Exercise brief —
Give back every line exactly as it appears, pictures excluded.
[Start of Listed records]
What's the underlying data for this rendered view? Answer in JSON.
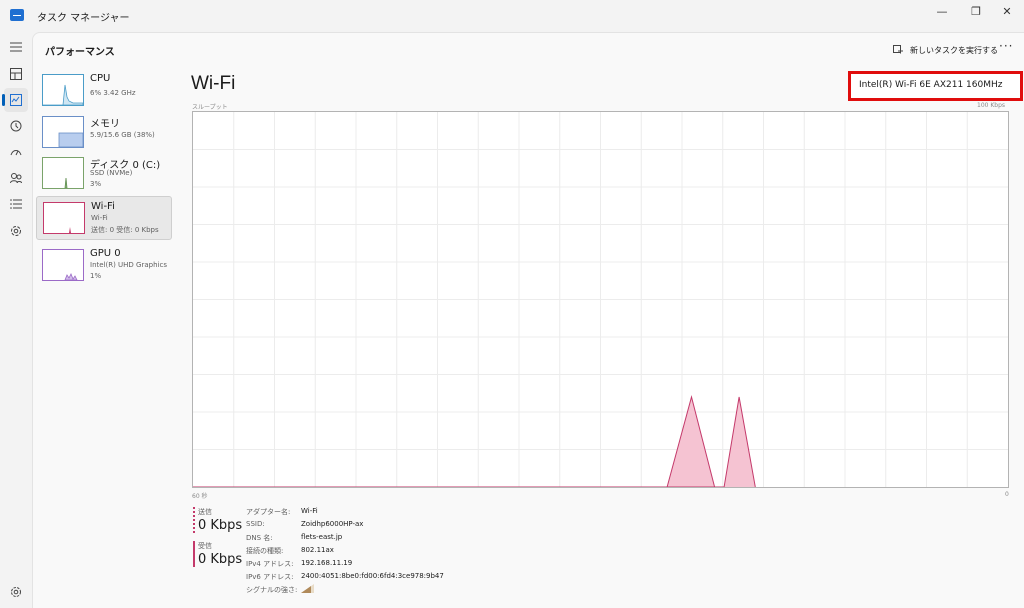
{
  "app": {
    "title": "タスク マネージャー"
  },
  "window_controls": {
    "minimize": "—",
    "maximize": "❐",
    "close": "✕"
  },
  "header": {
    "page_title": "パフォーマンス",
    "run_task_label": "新しいタスクを実行する",
    "more": "···"
  },
  "devices": [
    {
      "name": "CPU",
      "line1": "6% 3.42 GHz",
      "line2": ""
    },
    {
      "name": "メモリ",
      "line1": "5.9/15.6 GB (38%)",
      "line2": ""
    },
    {
      "name": "ディスク 0 (C:)",
      "line1": "SSD (NVMe)",
      "line2": "3%"
    },
    {
      "name": "Wi-Fi",
      "line1": "Wi-Fi",
      "line2": "送信: 0 受信: 0 Kbps"
    },
    {
      "name": "GPU 0",
      "line1": "Intel(R) UHD Graphics",
      "line2": "1%"
    }
  ],
  "detail": {
    "title": "Wi-Fi",
    "adapter": "Intel(R) Wi-Fi 6E AX211 160MHz",
    "throughput_label": "スループット",
    "max_label": "100 Kbps",
    "x_left": "60 秒",
    "x_right": "0"
  },
  "chart_data": {
    "type": "area",
    "xlabel": "",
    "ylabel": "スループット",
    "xlim": [
      60,
      0
    ],
    "ylim": [
      0,
      100
    ],
    "grid": true,
    "series": [
      {
        "name": "送信",
        "color": "#e8a0b4",
        "x": [
          60,
          25.1,
          23.3,
          21.6,
          60
        ],
        "values": [
          0,
          0,
          24,
          0,
          0
        ]
      },
      {
        "name": "受信",
        "color": "#e8a0b4",
        "x": [
          21.6,
          20.9,
          19.8,
          18.6
        ],
        "values": [
          0,
          0,
          24,
          0
        ]
      }
    ]
  },
  "stats": {
    "send_label": "送信",
    "send_value": "0 Kbps",
    "recv_label": "受信",
    "recv_value": "0 Kbps"
  },
  "properties": [
    {
      "label": "アダプター名:",
      "value": "Wi-Fi"
    },
    {
      "label": "SSID:",
      "value": "Zoidhp6000HP-ax"
    },
    {
      "label": "DNS 名:",
      "value": "flets-east.jp"
    },
    {
      "label": "接続の種類:",
      "value": "802.11ax"
    },
    {
      "label": "IPv4 アドレス:",
      "value": "192.168.11.19"
    },
    {
      "label": "IPv6 アドレス:",
      "value": "2400:4051:8be0:fd00:6fd4:3ce978:9b47"
    },
    {
      "label": "シグナルの強さ:",
      "value": ""
    }
  ],
  "signal_strength_bars": 3,
  "colors": {
    "accent": "#005fb8",
    "highlight": "#e00d0d",
    "send_line": "#c43a6b",
    "recv_line": "#c43a6b",
    "chart_fill": "#f5c3d2"
  }
}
[End of Listed records]
Result of the exercise —
What's the underlying data for this rendered view? Answer in JSON.
{
  "app": {
    "title": "タスク マネージャー"
  },
  "window_controls": {
    "minimize": "—",
    "maximize": "❐",
    "close": "✕"
  },
  "header": {
    "page_title": "パフォーマンス",
    "run_task_label": "新しいタスクを実行する",
    "more": "···"
  },
  "devices": [
    {
      "name": "CPU",
      "line1": "6% 3.42 GHz",
      "line2": ""
    },
    {
      "name": "メモリ",
      "line1": "5.9/15.6 GB (38%)",
      "line2": ""
    },
    {
      "name": "ディスク 0 (C:)",
      "line1": "SSD (NVMe)",
      "line2": "3%"
    },
    {
      "name": "Wi-Fi",
      "line1": "Wi-Fi",
      "line2": "送信: 0 受信: 0 Kbps"
    },
    {
      "name": "GPU 0",
      "line1": "Intel(R) UHD Graphics",
      "line2": "1%"
    }
  ],
  "detail": {
    "title": "Wi-Fi",
    "adapter": "Intel(R) Wi-Fi 6E AX211 160MHz",
    "throughput_label": "スループット",
    "max_label": "100 Kbps",
    "x_left": "60 秒",
    "x_right": "0"
  },
  "chart_data": {
    "type": "area",
    "xlabel": "",
    "ylabel": "スループット",
    "xlim": [
      60,
      0
    ],
    "ylim": [
      0,
      100
    ],
    "grid": true,
    "series": [
      {
        "name": "送信",
        "color": "#e8a0b4",
        "x": [
          60,
          25.1,
          23.3,
          21.6,
          60
        ],
        "values": [
          0,
          0,
          24,
          0,
          0
        ]
      },
      {
        "name": "受信",
        "color": "#e8a0b4",
        "x": [
          21.6,
          20.9,
          19.8,
          18.6
        ],
        "values": [
          0,
          0,
          24,
          0
        ]
      }
    ]
  },
  "stats": {
    "send_label": "送信",
    "send_value": "0 Kbps",
    "recv_label": "受信",
    "recv_value": "0 Kbps"
  },
  "properties": [
    {
      "label": "アダプター名:",
      "value": "Wi-Fi"
    },
    {
      "label": "SSID:",
      "value": "Zoidhp6000HP-ax"
    },
    {
      "label": "DNS 名:",
      "value": "flets-east.jp"
    },
    {
      "label": "接続の種類:",
      "value": "802.11ax"
    },
    {
      "label": "IPv4 アドレス:",
      "value": "192.168.11.19"
    },
    {
      "label": "IPv6 アドレス:",
      "value": "2400:4051:8be0:fd00:6fd4:3ce978:9b47"
    },
    {
      "label": "シグナルの強さ:",
      "value": ""
    }
  ],
  "signal_strength_bars": 3,
  "colors": {
    "accent": "#005fb8",
    "highlight": "#e00d0d",
    "send_line": "#c43a6b",
    "recv_line": "#c43a6b",
    "chart_fill": "#f5c3d2"
  }
}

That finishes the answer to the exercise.